_JOB_
Give every line of the material again, exactly as written.

_ENTRIES PROVIDED_
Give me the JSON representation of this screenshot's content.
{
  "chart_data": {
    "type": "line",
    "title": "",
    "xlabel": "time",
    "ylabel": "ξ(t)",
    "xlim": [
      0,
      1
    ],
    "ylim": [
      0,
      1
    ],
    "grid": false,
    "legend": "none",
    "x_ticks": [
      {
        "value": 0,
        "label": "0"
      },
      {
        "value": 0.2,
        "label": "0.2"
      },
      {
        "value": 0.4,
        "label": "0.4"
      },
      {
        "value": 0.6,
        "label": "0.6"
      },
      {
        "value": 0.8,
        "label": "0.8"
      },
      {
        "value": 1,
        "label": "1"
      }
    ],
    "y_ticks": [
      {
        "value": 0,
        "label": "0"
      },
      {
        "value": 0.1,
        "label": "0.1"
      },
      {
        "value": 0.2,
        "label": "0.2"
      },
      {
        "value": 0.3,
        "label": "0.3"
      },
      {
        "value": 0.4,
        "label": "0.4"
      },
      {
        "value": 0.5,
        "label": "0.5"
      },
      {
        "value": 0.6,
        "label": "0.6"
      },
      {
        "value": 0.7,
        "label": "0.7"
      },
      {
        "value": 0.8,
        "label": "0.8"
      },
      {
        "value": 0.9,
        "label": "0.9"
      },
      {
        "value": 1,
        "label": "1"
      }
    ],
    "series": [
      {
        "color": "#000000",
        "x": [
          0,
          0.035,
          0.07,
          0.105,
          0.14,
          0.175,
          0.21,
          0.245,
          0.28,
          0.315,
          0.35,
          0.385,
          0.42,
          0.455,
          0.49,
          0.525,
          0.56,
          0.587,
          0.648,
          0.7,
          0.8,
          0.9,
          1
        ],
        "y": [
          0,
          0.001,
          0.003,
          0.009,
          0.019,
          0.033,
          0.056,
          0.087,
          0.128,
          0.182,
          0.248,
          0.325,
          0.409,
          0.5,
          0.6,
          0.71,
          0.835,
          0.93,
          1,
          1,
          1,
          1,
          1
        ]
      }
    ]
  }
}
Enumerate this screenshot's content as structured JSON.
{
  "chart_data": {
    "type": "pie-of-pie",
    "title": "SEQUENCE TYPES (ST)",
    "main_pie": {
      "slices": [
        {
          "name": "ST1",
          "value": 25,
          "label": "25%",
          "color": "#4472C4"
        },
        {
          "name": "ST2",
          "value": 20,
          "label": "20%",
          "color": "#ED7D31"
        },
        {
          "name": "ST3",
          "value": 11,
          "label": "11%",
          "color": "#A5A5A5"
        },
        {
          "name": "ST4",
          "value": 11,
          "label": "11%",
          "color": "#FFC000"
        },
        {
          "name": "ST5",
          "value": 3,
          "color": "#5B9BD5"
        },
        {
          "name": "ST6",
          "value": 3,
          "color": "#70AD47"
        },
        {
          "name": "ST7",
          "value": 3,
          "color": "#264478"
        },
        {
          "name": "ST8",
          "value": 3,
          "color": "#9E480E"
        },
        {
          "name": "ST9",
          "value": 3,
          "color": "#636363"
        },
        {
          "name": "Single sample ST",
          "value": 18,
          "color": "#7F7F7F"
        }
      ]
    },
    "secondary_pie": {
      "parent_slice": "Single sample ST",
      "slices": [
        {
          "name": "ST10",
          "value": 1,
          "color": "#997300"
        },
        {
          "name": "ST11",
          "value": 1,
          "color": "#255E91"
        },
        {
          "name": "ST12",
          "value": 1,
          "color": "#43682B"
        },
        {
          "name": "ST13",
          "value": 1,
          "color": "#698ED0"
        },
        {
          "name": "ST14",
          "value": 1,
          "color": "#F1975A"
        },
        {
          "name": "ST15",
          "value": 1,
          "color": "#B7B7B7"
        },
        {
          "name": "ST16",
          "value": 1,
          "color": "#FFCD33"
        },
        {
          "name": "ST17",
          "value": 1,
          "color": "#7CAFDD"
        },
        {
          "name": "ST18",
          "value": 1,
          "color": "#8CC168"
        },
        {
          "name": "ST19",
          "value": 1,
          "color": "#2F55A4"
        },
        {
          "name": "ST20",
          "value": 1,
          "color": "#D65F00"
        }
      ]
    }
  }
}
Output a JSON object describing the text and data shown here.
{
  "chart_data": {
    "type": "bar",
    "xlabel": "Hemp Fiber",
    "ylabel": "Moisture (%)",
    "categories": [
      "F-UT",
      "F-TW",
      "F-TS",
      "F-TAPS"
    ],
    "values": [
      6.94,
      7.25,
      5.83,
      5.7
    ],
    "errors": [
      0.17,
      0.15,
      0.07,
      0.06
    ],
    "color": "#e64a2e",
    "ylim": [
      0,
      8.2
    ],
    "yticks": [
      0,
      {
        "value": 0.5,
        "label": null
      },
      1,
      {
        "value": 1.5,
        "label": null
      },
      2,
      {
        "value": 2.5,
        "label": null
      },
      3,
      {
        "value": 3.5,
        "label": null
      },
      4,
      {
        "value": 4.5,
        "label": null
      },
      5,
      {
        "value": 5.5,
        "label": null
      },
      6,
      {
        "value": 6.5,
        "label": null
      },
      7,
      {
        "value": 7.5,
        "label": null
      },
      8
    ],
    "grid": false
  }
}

_WRITTEN RESPONSE_
Give me the JSON representation of this screenshot's content.
{
  "chart_data": {
    "type": "line",
    "title": "",
    "xlabel": "time",
    "ylabel": "ξ(t)",
    "xlim": [
      0,
      1
    ],
    "ylim": [
      0,
      1
    ],
    "grid": false,
    "legend": "none",
    "x_ticks": [
      {
        "value": 0,
        "label": "0"
      },
      {
        "value": 0.2,
        "label": "0.2"
      },
      {
        "value": 0.4,
        "label": "0.4"
      },
      {
        "value": 0.6,
        "label": "0.6"
      },
      {
        "value": 0.8,
        "label": "0.8"
      },
      {
        "value": 1,
        "label": "1"
      }
    ],
    "y_ticks": [
      {
        "value": 0,
        "label": "0"
      },
      {
        "value": 0.1,
        "label": "0.1"
      },
      {
        "value": 0.2,
        "label": "0.2"
      },
      {
        "value": 0.3,
        "label": "0.3"
      },
      {
        "value": 0.4,
        "label": "0.4"
      },
      {
        "value": 0.5,
        "label": "0.5"
      },
      {
        "value": 0.6,
        "label": "0.6"
      },
      {
        "value": 0.7,
        "label": "0.7"
      },
      {
        "value": 0.8,
        "label": "0.8"
      },
      {
        "value": 0.9,
        "label": "0.9"
      },
      {
        "value": 1,
        "label": "1"
      }
    ],
    "series": [
      {
        "color": "#000000",
        "x": [
          0,
          0.035,
          0.07,
          0.105,
          0.14,
          0.175,
          0.21,
          0.245,
          0.28,
          0.315,
          0.35,
          0.385,
          0.42,
          0.455,
          0.49,
          0.525,
          0.56,
          0.587,
          0.648,
          0.7,
          0.8,
          0.9,
          1
        ],
        "y": [
          0,
          0.001,
          0.003,
          0.009,
          0.019,
          0.033,
          0.056,
          0.087,
          0.128,
          0.182,
          0.248,
          0.325,
          0.409,
          0.5,
          0.6,
          0.71,
          0.835,
          0.93,
          1,
          1,
          1,
          1,
          1
        ]
      }
    ]
  }
}
Enumerate this screenshot's content as structured JSON.
{
  "chart_data": {
    "type": "pie-of-pie",
    "title": "SEQUENCE TYPES (ST)",
    "main_pie": {
      "slices": [
        {
          "name": "ST1",
          "value": 25,
          "label": "25%",
          "color": "#4472C4"
        },
        {
          "name": "ST2",
          "value": 20,
          "label": "20%",
          "color": "#ED7D31"
        },
        {
          "name": "ST3",
          "value": 11,
          "label": "11%",
          "color": "#A5A5A5"
        },
        {
          "name": "ST4",
          "value": 11,
          "label": "11%",
          "color": "#FFC000"
        },
        {
          "name": "ST5",
          "value": 3,
          "color": "#5B9BD5"
        },
        {
          "name": "ST6",
          "value": 3,
          "color": "#70AD47"
        },
        {
          "name": "ST7",
          "value": 3,
          "color": "#264478"
        },
        {
          "name": "ST8",
          "value": 3,
          "color": "#9E480E"
        },
        {
          "name": "ST9",
          "value": 3,
          "color": "#636363"
        },
        {
          "name": "Single sample ST",
          "value": 18,
          "color": "#7F7F7F"
        }
      ]
    },
    "secondary_pie": {
      "parent_slice": "Single sample ST",
      "slices": [
        {
          "name": "ST10",
          "value": 1,
          "color": "#997300"
        },
        {
          "name": "ST11",
          "value": 1,
          "color": "#255E91"
        },
        {
          "name": "ST12",
          "value": 1,
          "color": "#43682B"
        },
        {
          "name": "ST13",
          "value": 1,
          "color": "#698ED0"
        },
        {
          "name": "ST14",
          "value": 1,
          "color": "#F1975A"
        },
        {
          "name": "ST15",
          "value": 1,
          "color": "#B7B7B7"
        },
        {
          "name": "ST16",
          "value": 1,
          "color": "#FFCD33"
        },
        {
          "name": "ST17",
          "value": 1,
          "color": "#7CAFDD"
        },
        {
          "name": "ST18",
          "value": 1,
          "color": "#8CC168"
        },
        {
          "name": "ST19",
          "value": 1,
          "color": "#2F55A4"
        },
        {
          "name": "ST20",
          "value": 1,
          "color": "#D65F00"
        }
      ]
    }
  }
}
Output a JSON object describing the text and data shown here.
{
  "chart_data": {
    "type": "bar",
    "xlabel": "Hemp Fiber",
    "ylabel": "Moisture (%)",
    "categories": [
      "F-UT",
      "F-TW",
      "F-TS",
      "F-TAPS"
    ],
    "values": [
      6.94,
      7.25,
      5.83,
      5.7
    ],
    "errors": [
      0.17,
      0.15,
      0.07,
      0.06
    ],
    "color": "#e64a2e",
    "ylim": [
      0,
      8.2
    ],
    "yticks": [
      0,
      {
        "value": 0.5,
        "label": null
      },
      1,
      {
        "value": 1.5,
        "label": null
      },
      2,
      {
        "value": 2.5,
        "label": null
      },
      3,
      {
        "value": 3.5,
        "label": null
      },
      4,
      {
        "value": 4.5,
        "label": null
      },
      5,
      {
        "value": 5.5,
        "label": null
      },
      6,
      {
        "value": 6.5,
        "label": null
      },
      7,
      {
        "value": 7.5,
        "label": null
      },
      8
    ],
    "grid": false
  }
}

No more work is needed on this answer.